* **Problem description**
From the data that follows, copy every line holding the string "title".

* BEGIN Excerpted records *

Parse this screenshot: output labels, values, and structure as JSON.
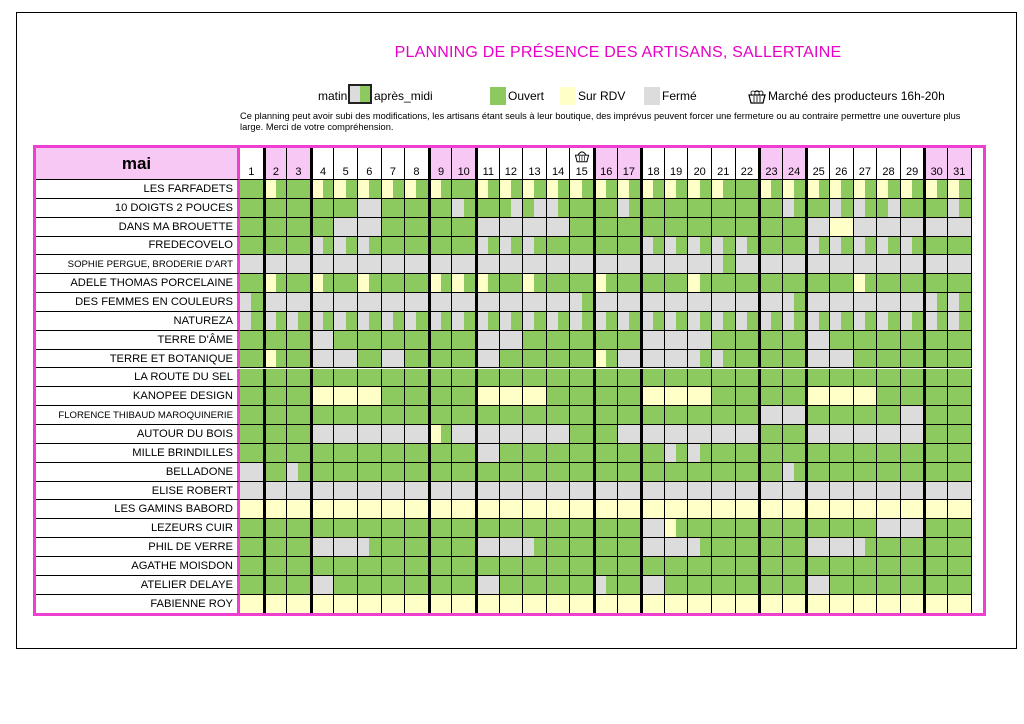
{
  "title": "PLANNING DE PRÉSENCE DES ARTISANS, SALLERTAINE",
  "legend": {
    "matin": "matin",
    "apres_midi": "après_midi",
    "ouvert": "Ouvert",
    "sur_rdv": "Sur RDV",
    "ferme": "Fermé",
    "marche": "Marché des producteurs 16h-20h"
  },
  "note": "Ce planning peut avoir subi des modifications, les artisans étant seuls à leur boutique, des imprévus peuvent forcer une fermeture ou au contraire permettre une ouverture plus large. Merci de votre compréhension.",
  "colors": {
    "ouvert": "#8cc95f",
    "rdv": "#ffffc8",
    "ferme": "#dcdcdc",
    "weekend": "#f8c8f4",
    "frame": "#ee3fd0",
    "title": "#e600c8"
  },
  "month": "mai",
  "days": [
    1,
    2,
    3,
    4,
    5,
    6,
    7,
    8,
    9,
    10,
    11,
    12,
    13,
    14,
    15,
    16,
    17,
    18,
    19,
    20,
    21,
    22,
    23,
    24,
    25,
    26,
    27,
    28,
    29,
    30,
    31
  ],
  "weekend_days": [
    2,
    3,
    9,
    10,
    16,
    17,
    23,
    24,
    30,
    31
  ],
  "market_day": 15,
  "artisans": [
    {
      "name": "LES FARFADETS",
      "codes": "OO,RO,OO,RO,RO,RO,RO,RO,RO,OO,RO,RO,RO,RO,RO,RO,RO,RO,RO,RO,RO,OO,RO,RO,RO,RO,RO,RO,RO,RO,RO"
    },
    {
      "name": "10 DOIGTS 2 POUCES",
      "codes": "OO,OO,OO,OO,OO,FF,OO,OO,OO,FO,OO,OF,OF,FO,OO,OO,FO,OO,OO,OO,OO,OO,OO,FO,OO,FO,FO,OF,OO,OO,FO"
    },
    {
      "name": "DANS MA BROUETTE",
      "codes": "OO,OO,OO,OO,FF,FF,OO,OO,OO,OO,FF,FF,FF,FF,OO,OO,OO,OO,OO,OO,OO,OO,OO,OO,FF,RR,FF,FF,FF,FF,FF"
    },
    {
      "name": "FREDECOVELO",
      "codes": "OO,OO,OO,FO,FO,FO,OO,OO,OO,OO,FO,FO,FO,OO,OO,OO,OO,FO,FO,FO,FO,FO,OO,OO,FO,FO,FO,FO,FO,OO,OO"
    },
    {
      "name": "SOPHIE PERGUE, BRODERIE D'ART",
      "codes": "FF,FF,FF,FF,FF,FF,FF,FF,FF,FF,FF,FF,FF,FF,FF,FF,FF,FF,FF,FF,FO,FF,FF,FF,FF,FF,FF,FF,FF,FF,FF"
    },
    {
      "name": "ADELE THOMAS PORCELAINE",
      "codes": "OO,RO,OO,RO,OO,RO,OO,OO,RO,RO,RO,OO,RO,OO,OO,RO,OO,OO,OO,RO,OO,OO,OO,OO,OO,OO,RO,OO,OO,OO,OO"
    },
    {
      "name": "DES FEMMES EN COULEURS",
      "codes": "FO,FF,FF,FF,FF,FF,FF,FF,FF,FF,FF,FF,FF,FF,FO,FF,FF,FF,FF,FF,FF,FF,FF,FO,FF,FF,FF,FF,FF,FO,FO"
    },
    {
      "name": "NATUREZA",
      "codes": "FO,FO,FO,FO,FO,FO,FO,FO,FO,FO,FO,FO,FO,FO,FO,FO,FO,FO,FO,FO,FO,FO,FO,FO,FO,FO,FO,FO,FO,FO,FO"
    },
    {
      "name": "TERRE D'ÂME",
      "codes": "OO,OO,OO,FF,OO,OO,OO,OO,OO,OO,FF,FF,OO,OO,OO,OO,OO,FF,FF,FF,OO,OO,OO,OO,FF,OO,OO,OO,OO,OO,OO"
    },
    {
      "name": "TERRE ET BOTANIQUE",
      "codes": "OO,RO,OO,FF,FF,OO,FF,OO,OO,OO,FF,OO,OO,OO,OO,RO,FF,FF,FF,FO,FO,OO,OO,OO,FF,FF,OO,OO,OO,OO,OO"
    },
    {
      "name": "LA ROUTE DU SEL",
      "codes": "OO,OO,OO,OO,OO,OO,OO,OO,OO,OO,OO,OO,OO,OO,OO,OO,OO,OO,OO,OO,OO,OO,OO,OO,OO,OO,OO,OO,OO,OO,OO"
    },
    {
      "name": "KANOPEE DESIGN",
      "codes": "OO,OO,OO,RR,RR,RR,OO,OO,OO,OO,RR,RR,RR,OO,OO,OO,OO,RR,RR,RR,OO,OO,OO,OO,RR,RR,RR,OO,OO,OO,OO"
    },
    {
      "name": "FLORENCE THIBAUD MAROQUINERIE",
      "codes": "OO,OO,OO,OO,OO,OO,OO,OO,OO,OO,OO,OO,OO,OO,OO,OO,OO,OO,OO,OO,OO,OO,FF,FF,OO,OO,OO,OO,FF,OO,OO"
    },
    {
      "name": "AUTOUR DU BOIS",
      "codes": "OO,OO,OO,FF,FF,FF,FF,FF,RO,FF,FF,FF,FF,FF,OO,OO,FF,FF,FF,FF,FF,FF,OO,OO,FF,FF,FF,FF,FF,OO,OO"
    },
    {
      "name": "MILLE BRINDILLES",
      "codes": "OO,OO,OO,OO,OO,OO,OO,OO,OO,OO,FF,OO,OO,OO,OO,OO,OO,OO,FO,FO,OO,OO,OO,OO,OO,OO,OO,OO,OO,OO,OO"
    },
    {
      "name": "BELLADONE",
      "codes": "FF,OO,FO,OO,OO,OO,OO,OO,OO,OO,OO,OO,OO,OO,OO,OO,OO,OO,OO,OO,OO,OO,OO,FO,OO,OO,OO,OO,OO,OO,OO"
    },
    {
      "name": "ELISE ROBERT",
      "codes": "FF,FF,FF,FF,FF,FF,FF,FF,FF,FF,FF,FF,FF,FF,FF,FF,FF,FF,FF,FF,FF,FF,FF,FF,FF,FF,FF,FF,FF,FF,FF"
    },
    {
      "name": "LES GAMINS BABORD",
      "codes": "RR,RR,RR,RR,RR,RR,RR,RR,RR,RR,RR,RR,RR,RR,RR,RR,RR,RR,RR,RR,RR,RR,RR,RR,RR,RR,RR,RR,RR,RR,RR"
    },
    {
      "name": "LEZEURS CUIR",
      "codes": "OO,OO,OO,OO,OO,OO,OO,OO,OO,OO,OO,OO,OO,OO,OO,OO,OO,FF,RO,OO,OO,OO,OO,OO,OO,OO,OO,FF,FF,OO,OO"
    },
    {
      "name": "PHIL DE VERRE",
      "codes": "OO,OO,OO,FF,FF,FO,OO,OO,OO,OO,FF,FF,FO,OO,OO,OO,OO,FF,FF,FO,OO,OO,OO,OO,FF,FF,FO,OO,OO,OO,OO"
    },
    {
      "name": "AGATHE MOISDON",
      "codes": "OO,OO,OO,OO,OO,OO,OO,OO,OO,OO,OO,OO,OO,OO,OO,OO,OO,OO,OO,OO,OO,OO,OO,OO,OO,OO,OO,OO,OO,OO,OO"
    },
    {
      "name": "ATELIER DELAYE",
      "codes": "OO,OO,OO,FF,OO,OO,OO,OO,OO,OO,FF,OO,OO,OO,OO,FO,OO,FF,OO,OO,OO,OO,OO,OO,FF,OO,OO,OO,OO,OO,OO"
    },
    {
      "name": "FABIENNE ROY",
      "codes": "RR,RR,RR,RR,RR,RR,RR,RR,RR,RR,RR,RR,RR,RR,RR,RR,RR,RR,RR,RR,RR,RR,RR,RR,RR,RR,RR,RR,RR,RR,RR"
    }
  ]
}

* END Excerpted records *

* **Result**
  "title": "PLANNING DE PRÉSENCE DES ARTISANS, SALLERTAINE",
    "title": "#e600c8"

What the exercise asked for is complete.